_REQUEST:_ Only lines with the word "httpd" are needed; collect each of them from the listing below.

_EXTRACTED ENTRIES:_
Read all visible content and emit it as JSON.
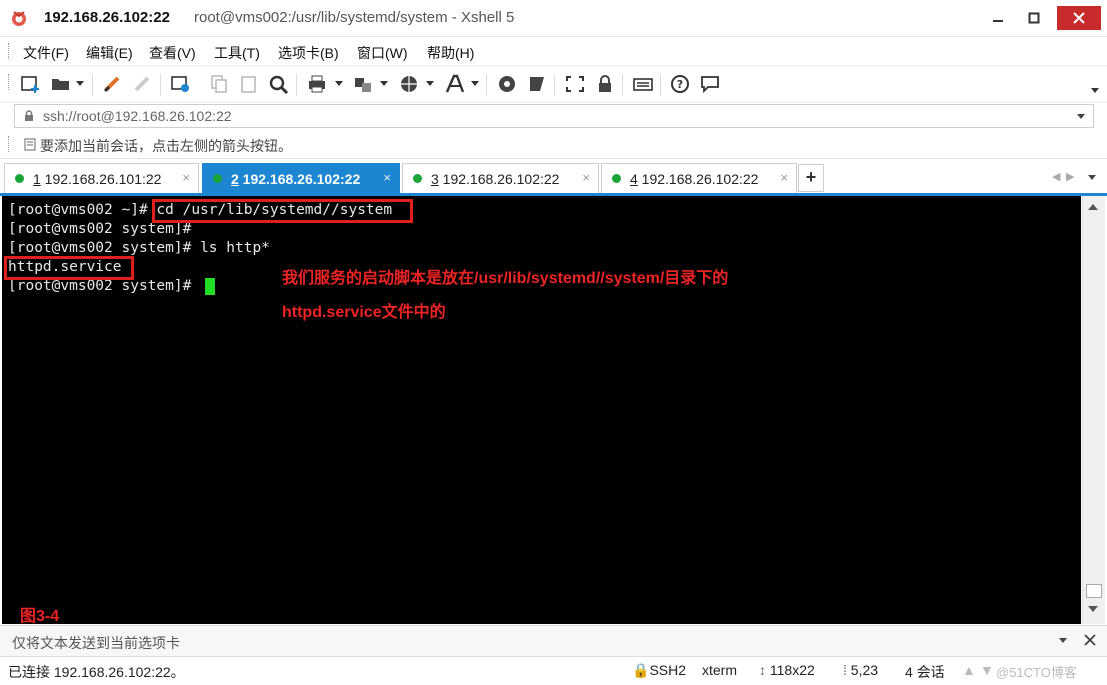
{
  "window": {
    "title_host": "192.168.26.102:22",
    "title_detail": "root@vms002:/usr/lib/systemd/system - Xshell 5"
  },
  "menu": [
    "文件(F)",
    "编辑(E)",
    "查看(V)",
    "工具(T)",
    "选项卡(B)",
    "窗口(W)",
    "帮助(H)"
  ],
  "address": {
    "value": "ssh://root@192.168.26.102:22"
  },
  "hint": "要添加当前会话，点击左侧的箭头按钮。",
  "tabs": [
    {
      "num": "1",
      "label": " 192.168.26.101:22",
      "close": "×"
    },
    {
      "num": "2",
      "label": " 192.168.26.102:22",
      "close": "×"
    },
    {
      "num": "3",
      "label": " 192.168.26.102:22",
      "close": "×"
    },
    {
      "num": "4",
      "label": " 192.168.26.102:22",
      "close": "×"
    }
  ],
  "tab_add": "+",
  "terminal": {
    "lines": [
      {
        "prompt": "[root@vms002 ~]# ",
        "cmd": "cd /usr/lib/systemd//system"
      },
      {
        "prompt": "[root@vms002 system]#",
        "cmd": ""
      },
      {
        "prompt": "[root@vms002 system]# ",
        "cmd": "ls http*"
      },
      {
        "prompt": "",
        "cmd": "httpd.service"
      },
      {
        "prompt": "[root@vms002 system]# ",
        "cmd": ""
      }
    ],
    "annotation_line1": "我们服务的启动脚本是放在/usr/lib/systemd//system/目录下的",
    "annotation_line2": "httpd.service文件中的",
    "figure_label": "图3-4",
    "cursor_color": "#22dd22"
  },
  "send_bar": "仅将文本发送到当前选项卡",
  "status": {
    "connection": "已连接 192.168.26.102:22。",
    "protocol": "SSH2",
    "term": "xterm",
    "size": "118x22",
    "position": "5,23",
    "sessions": "4 会话",
    "watermark": "@51CTO博客"
  },
  "colors": {
    "accent": "#1c86d3",
    "annotation": "#e0201e",
    "active_dot": "#1aa53a"
  }
}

_TASK ANSWER:_
        "cmd": "httpd.service"
    "annotation_line2": "httpd.service文件中的",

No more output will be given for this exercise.